• [Task description] Repeat every line of the material, character for character.

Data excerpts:
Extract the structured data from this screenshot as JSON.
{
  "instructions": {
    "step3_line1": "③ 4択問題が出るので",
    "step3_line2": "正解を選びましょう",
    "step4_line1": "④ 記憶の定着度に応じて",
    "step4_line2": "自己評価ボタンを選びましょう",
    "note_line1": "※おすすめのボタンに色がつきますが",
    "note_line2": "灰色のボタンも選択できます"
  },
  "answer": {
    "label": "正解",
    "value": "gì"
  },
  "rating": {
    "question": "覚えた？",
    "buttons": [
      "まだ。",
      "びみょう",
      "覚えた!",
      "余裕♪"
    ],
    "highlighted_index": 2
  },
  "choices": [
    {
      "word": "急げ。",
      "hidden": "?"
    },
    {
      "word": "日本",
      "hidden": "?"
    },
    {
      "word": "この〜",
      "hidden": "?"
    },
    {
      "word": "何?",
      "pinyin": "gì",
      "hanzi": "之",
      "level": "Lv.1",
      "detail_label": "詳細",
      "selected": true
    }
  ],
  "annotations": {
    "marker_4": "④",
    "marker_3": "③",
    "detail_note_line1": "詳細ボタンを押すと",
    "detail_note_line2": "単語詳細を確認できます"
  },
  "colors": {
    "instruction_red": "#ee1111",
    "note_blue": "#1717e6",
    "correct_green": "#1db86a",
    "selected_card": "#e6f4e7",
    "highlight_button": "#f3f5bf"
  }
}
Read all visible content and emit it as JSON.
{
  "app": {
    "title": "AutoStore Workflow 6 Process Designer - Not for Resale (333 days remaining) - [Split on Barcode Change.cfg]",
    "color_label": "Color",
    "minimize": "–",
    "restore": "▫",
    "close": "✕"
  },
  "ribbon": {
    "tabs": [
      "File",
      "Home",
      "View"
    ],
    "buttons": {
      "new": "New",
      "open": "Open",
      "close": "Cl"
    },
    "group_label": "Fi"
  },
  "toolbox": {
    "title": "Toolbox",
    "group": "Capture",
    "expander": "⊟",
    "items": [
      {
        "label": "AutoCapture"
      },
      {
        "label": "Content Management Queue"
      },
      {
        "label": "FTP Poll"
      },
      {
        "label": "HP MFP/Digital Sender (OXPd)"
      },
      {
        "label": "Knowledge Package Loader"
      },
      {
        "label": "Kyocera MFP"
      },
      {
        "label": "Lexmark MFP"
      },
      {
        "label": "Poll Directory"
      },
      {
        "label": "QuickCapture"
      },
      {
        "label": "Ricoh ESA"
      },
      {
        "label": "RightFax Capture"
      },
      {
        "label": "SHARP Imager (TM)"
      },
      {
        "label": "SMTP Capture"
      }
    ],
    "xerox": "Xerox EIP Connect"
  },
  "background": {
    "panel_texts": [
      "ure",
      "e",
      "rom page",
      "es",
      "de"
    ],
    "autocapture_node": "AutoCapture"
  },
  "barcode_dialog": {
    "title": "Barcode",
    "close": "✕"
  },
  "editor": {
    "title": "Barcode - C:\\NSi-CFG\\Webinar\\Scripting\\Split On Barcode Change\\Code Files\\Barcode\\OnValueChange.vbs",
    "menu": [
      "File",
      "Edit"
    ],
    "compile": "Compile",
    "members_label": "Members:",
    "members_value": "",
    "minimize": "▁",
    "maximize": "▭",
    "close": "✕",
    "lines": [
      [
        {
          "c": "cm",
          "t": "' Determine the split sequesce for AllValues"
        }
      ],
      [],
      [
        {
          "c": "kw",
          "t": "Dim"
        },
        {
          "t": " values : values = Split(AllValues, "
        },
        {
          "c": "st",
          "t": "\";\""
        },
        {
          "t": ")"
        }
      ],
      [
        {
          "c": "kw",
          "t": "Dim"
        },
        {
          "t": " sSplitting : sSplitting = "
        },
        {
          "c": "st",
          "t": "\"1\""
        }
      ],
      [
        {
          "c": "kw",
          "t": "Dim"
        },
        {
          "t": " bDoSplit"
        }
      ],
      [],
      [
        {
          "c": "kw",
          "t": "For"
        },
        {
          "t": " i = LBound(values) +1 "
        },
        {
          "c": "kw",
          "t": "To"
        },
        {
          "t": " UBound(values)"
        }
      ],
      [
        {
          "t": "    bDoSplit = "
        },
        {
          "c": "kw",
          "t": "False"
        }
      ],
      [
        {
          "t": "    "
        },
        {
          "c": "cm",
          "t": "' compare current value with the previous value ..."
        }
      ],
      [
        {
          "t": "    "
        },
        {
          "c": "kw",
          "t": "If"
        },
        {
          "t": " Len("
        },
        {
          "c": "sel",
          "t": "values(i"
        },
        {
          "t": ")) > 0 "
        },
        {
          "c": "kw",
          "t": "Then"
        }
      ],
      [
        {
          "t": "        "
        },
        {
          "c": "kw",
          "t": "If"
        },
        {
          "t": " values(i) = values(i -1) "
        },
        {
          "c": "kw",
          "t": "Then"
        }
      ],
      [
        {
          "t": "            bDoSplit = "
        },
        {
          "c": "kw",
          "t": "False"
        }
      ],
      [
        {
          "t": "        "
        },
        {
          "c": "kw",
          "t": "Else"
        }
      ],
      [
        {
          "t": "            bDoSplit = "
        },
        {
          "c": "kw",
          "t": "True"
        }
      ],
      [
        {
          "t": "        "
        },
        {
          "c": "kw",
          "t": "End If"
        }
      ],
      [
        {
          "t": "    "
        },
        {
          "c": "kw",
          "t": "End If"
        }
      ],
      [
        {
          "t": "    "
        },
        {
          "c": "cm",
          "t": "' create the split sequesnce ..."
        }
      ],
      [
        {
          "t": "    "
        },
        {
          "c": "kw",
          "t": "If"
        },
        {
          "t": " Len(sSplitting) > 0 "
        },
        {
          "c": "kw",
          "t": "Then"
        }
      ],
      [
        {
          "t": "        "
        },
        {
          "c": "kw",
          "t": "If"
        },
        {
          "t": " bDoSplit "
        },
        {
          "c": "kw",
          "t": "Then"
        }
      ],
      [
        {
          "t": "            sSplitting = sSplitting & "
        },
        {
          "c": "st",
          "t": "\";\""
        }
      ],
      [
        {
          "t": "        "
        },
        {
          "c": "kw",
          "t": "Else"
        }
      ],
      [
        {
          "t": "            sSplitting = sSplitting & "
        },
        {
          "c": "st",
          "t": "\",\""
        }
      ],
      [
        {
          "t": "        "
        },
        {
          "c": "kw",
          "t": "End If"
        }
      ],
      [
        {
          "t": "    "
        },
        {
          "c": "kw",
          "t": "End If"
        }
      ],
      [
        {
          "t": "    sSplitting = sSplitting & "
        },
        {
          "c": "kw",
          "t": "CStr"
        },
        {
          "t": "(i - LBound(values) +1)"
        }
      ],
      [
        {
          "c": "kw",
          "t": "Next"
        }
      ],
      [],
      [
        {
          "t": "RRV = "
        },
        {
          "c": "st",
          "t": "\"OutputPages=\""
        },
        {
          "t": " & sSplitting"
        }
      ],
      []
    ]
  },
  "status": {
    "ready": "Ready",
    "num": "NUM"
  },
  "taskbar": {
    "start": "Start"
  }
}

• [Output of the task]
Extract the structured data from this screenshot as JSON.
{
  "instructions": {
    "step3_line1": "③ 4択問題が出るので",
    "step3_line2": "正解を選びましょう",
    "step4_line1": "④ 記憶の定着度に応じて",
    "step4_line2": "自己評価ボタンを選びましょう",
    "note_line1": "※おすすめのボタンに色がつきますが",
    "note_line2": "灰色のボタンも選択できます"
  },
  "answer": {
    "label": "正解",
    "value": "gì"
  },
  "rating": {
    "question": "覚えた？",
    "buttons": [
      "まだ。",
      "びみょう",
      "覚えた!",
      "余裕♪"
    ],
    "highlighted_index": 2
  },
  "choices": [
    {
      "word": "急げ。",
      "hidden": "?"
    },
    {
      "word": "日本",
      "hidden": "?"
    },
    {
      "word": "この〜",
      "hidden": "?"
    },
    {
      "word": "何?",
      "pinyin": "gì",
      "hanzi": "之",
      "level": "Lv.1",
      "detail_label": "詳細",
      "selected": true
    }
  ],
  "annotations": {
    "marker_4": "④",
    "marker_3": "③",
    "detail_note_line1": "詳細ボタンを押すと",
    "detail_note_line2": "単語詳細を確認できます"
  },
  "colors": {
    "instruction_red": "#ee1111",
    "note_blue": "#1717e6",
    "correct_green": "#1db86a",
    "selected_card": "#e6f4e7",
    "highlight_button": "#f3f5bf"
  }
}
Read all visible content and emit it as JSON.
{
  "app": {
    "title": "AutoStore Workflow 6 Process Designer - Not for Resale (333 days remaining) - [Split on Barcode Change.cfg]",
    "color_label": "Color",
    "minimize": "–",
    "restore": "▫",
    "close": "✕"
  },
  "ribbon": {
    "tabs": [
      "File",
      "Home",
      "View"
    ],
    "buttons": {
      "new": "New",
      "open": "Open",
      "close": "Cl"
    },
    "group_label": "Fi"
  },
  "toolbox": {
    "title": "Toolbox",
    "group": "Capture",
    "expander": "⊟",
    "items": [
      {
        "label": "AutoCapture"
      },
      {
        "label": "Content Management Queue"
      },
      {
        "label": "FTP Poll"
      },
      {
        "label": "HP MFP/Digital Sender (OXPd)"
      },
      {
        "label": "Knowledge Package Loader"
      },
      {
        "label": "Kyocera MFP"
      },
      {
        "label": "Lexmark MFP"
      },
      {
        "label": "Poll Directory"
      },
      {
        "label": "QuickCapture"
      },
      {
        "label": "Ricoh ESA"
      },
      {
        "label": "RightFax Capture"
      },
      {
        "label": "SHARP Imager (TM)"
      },
      {
        "label": "SMTP Capture"
      }
    ],
    "xerox": "Xerox EIP Connect"
  },
  "background": {
    "panel_texts": [
      "ure",
      "e",
      "rom page",
      "es",
      "de"
    ],
    "autocapture_node": "AutoCapture"
  },
  "barcode_dialog": {
    "title": "Barcode",
    "close": "✕"
  },
  "editor": {
    "title": "Barcode - C:\\NSi-CFG\\Webinar\\Scripting\\Split On Barcode Change\\Code Files\\Barcode\\OnValueChange.vbs",
    "menu": [
      "File",
      "Edit"
    ],
    "compile": "Compile",
    "members_label": "Members:",
    "members_value": "",
    "minimize": "▁",
    "maximize": "▭",
    "close": "✕",
    "lines": [
      [
        {
          "c": "cm",
          "t": "' Determine the split sequesce for AllValues"
        }
      ],
      [],
      [
        {
          "c": "kw",
          "t": "Dim"
        },
        {
          "t": " values : values = Split(AllValues, "
        },
        {
          "c": "st",
          "t": "\";\""
        },
        {
          "t": ")"
        }
      ],
      [
        {
          "c": "kw",
          "t": "Dim"
        },
        {
          "t": " sSplitting : sSplitting = "
        },
        {
          "c": "st",
          "t": "\"1\""
        }
      ],
      [
        {
          "c": "kw",
          "t": "Dim"
        },
        {
          "t": " bDoSplit"
        }
      ],
      [],
      [
        {
          "c": "kw",
          "t": "For"
        },
        {
          "t": " i = LBound(values) +1 "
        },
        {
          "c": "kw",
          "t": "To"
        },
        {
          "t": " UBound(values)"
        }
      ],
      [
        {
          "t": "    bDoSplit = "
        },
        {
          "c": "kw",
          "t": "False"
        }
      ],
      [
        {
          "t": "    "
        },
        {
          "c": "cm",
          "t": "' compare current value with the previous value ..."
        }
      ],
      [
        {
          "t": "    "
        },
        {
          "c": "kw",
          "t": "If"
        },
        {
          "t": " Len("
        },
        {
          "c": "sel",
          "t": "values(i"
        },
        {
          "t": ")) > 0 "
        },
        {
          "c": "kw",
          "t": "Then"
        }
      ],
      [
        {
          "t": "        "
        },
        {
          "c": "kw",
          "t": "If"
        },
        {
          "t": " values(i) = values(i -1) "
        },
        {
          "c": "kw",
          "t": "Then"
        }
      ],
      [
        {
          "t": "            bDoSplit = "
        },
        {
          "c": "kw",
          "t": "False"
        }
      ],
      [
        {
          "t": "        "
        },
        {
          "c": "kw",
          "t": "Else"
        }
      ],
      [
        {
          "t": "            bDoSplit = "
        },
        {
          "c": "kw",
          "t": "True"
        }
      ],
      [
        {
          "t": "        "
        },
        {
          "c": "kw",
          "t": "End If"
        }
      ],
      [
        {
          "t": "    "
        },
        {
          "c": "kw",
          "t": "End If"
        }
      ],
      [
        {
          "t": "    "
        },
        {
          "c": "cm",
          "t": "' create the split sequesnce ..."
        }
      ],
      [
        {
          "t": "    "
        },
        {
          "c": "kw",
          "t": "If"
        },
        {
          "t": " Len(sSplitting) > 0 "
        },
        {
          "c": "kw",
          "t": "Then"
        }
      ],
      [
        {
          "t": "        "
        },
        {
          "c": "kw",
          "t": "If"
        },
        {
          "t": " bDoSplit "
        },
        {
          "c": "kw",
          "t": "Then"
        }
      ],
      [
        {
          "t": "            sSplitting = sSplitting & "
        },
        {
          "c": "st",
          "t": "\";\""
        }
      ],
      [
        {
          "t": "        "
        },
        {
          "c": "kw",
          "t": "Else"
        }
      ],
      [
        {
          "t": "            sSplitting = sSplitting & "
        },
        {
          "c": "st",
          "t": "\",\""
        }
      ],
      [
        {
          "t": "        "
        },
        {
          "c": "kw",
          "t": "End If"
        }
      ],
      [
        {
          "t": "    "
        },
        {
          "c": "kw",
          "t": "End If"
        }
      ],
      [
        {
          "t": "    sSplitting = sSplitting & "
        },
        {
          "c": "kw",
          "t": "CStr"
        },
        {
          "t": "(i - LBound(values) +1)"
        }
      ],
      [
        {
          "c": "kw",
          "t": "Next"
        }
      ],
      [],
      [
        {
          "t": "RRV = "
        },
        {
          "c": "st",
          "t": "\"OutputPages=\""
        },
        {
          "t": " & sSplitting"
        }
      ],
      []
    ]
  },
  "status": {
    "ready": "Ready",
    "num": "NUM"
  },
  "taskbar": {
    "start": "Start"
  }
}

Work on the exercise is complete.